TASK:
Transcribe the listing word for word.

RECORDED DATA:
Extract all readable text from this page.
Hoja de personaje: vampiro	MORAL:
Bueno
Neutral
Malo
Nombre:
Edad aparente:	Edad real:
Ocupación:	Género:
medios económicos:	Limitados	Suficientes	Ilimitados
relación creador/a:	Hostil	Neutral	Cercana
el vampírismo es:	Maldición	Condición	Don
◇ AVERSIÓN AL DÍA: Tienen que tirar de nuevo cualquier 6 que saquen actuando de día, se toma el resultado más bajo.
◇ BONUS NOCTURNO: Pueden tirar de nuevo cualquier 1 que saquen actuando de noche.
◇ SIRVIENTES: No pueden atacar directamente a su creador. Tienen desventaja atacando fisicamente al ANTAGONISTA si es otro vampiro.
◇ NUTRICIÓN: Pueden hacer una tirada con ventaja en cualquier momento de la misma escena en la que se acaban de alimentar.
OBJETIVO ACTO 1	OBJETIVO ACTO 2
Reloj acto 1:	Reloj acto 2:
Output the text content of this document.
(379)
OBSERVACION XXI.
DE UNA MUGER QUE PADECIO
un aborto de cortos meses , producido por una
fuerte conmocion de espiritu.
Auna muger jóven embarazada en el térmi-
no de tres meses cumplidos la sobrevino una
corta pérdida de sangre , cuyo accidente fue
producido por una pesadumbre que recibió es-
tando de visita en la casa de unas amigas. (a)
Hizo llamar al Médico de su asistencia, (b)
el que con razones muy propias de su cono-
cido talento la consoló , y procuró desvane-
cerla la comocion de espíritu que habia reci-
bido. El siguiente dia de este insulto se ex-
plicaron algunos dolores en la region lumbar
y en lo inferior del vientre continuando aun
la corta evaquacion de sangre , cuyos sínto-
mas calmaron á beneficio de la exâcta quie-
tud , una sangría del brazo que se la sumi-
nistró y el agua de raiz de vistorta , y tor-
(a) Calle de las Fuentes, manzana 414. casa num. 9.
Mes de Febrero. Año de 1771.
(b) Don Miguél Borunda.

PROBLEM SOLUTION:
Extract all readable text from this page.
Hoja de personaje: vampiro	MORAL:
Bueno
Neutral
Malo
Nombre:
Edad aparente:	Edad real:
Ocupación:	Género:
medios económicos:	Limitados	Suficientes	Ilimitados
relación creador/a:	Hostil	Neutral	Cercana
el vampírismo es:	Maldición	Condición	Don
◇ AVERSIÓN AL DÍA: Tienen que tirar de nuevo cualquier 6 que saquen actuando de día, se toma el resultado más bajo.
◇ BONUS NOCTURNO: Pueden tirar de nuevo cualquier 1 que saquen actuando de noche.
◇ SIRVIENTES: No pueden atacar directamente a su creador. Tienen desventaja atacando fisicamente al ANTAGONISTA si es otro vampiro.
◇ NUTRICIÓN: Pueden hacer una tirada con ventaja en cualquier momento de la misma escena en la que se acaban de alimentar.
OBJETIVO ACTO 1	OBJETIVO ACTO 2
Reloj acto 1:	Reloj acto 2:
Output the text content of this document.
(379)
OBSERVACION XXI.
DE UNA MUGER QUE PADECIO
un aborto de cortos meses , producido por una
fuerte conmocion de espiritu.
Auna muger jóven embarazada en el térmi-
no de tres meses cumplidos la sobrevino una
corta pérdida de sangre , cuyo accidente fue
producido por una pesadumbre que recibió es-
tando de visita en la casa de unas amigas. (a)
Hizo llamar al Médico de su asistencia, (b)
el que con razones muy propias de su cono-
cido talento la consoló , y procuró desvane-
cerla la comocion de espíritu que habia reci-
bido. El siguiente dia de este insulto se ex-
plicaron algunos dolores en la region lumbar
y en lo inferior del vientre continuando aun
la corta evaquacion de sangre , cuyos sínto-
mas calmaron á beneficio de la exâcta quie-
tud , una sangría del brazo que se la sumi-
nistró y el agua de raiz de vistorta , y tor-
(a) Calle de las Fuentes, manzana 414. casa num. 9.
Mes de Febrero. Año de 1771.
(b) Don Miguél Borunda.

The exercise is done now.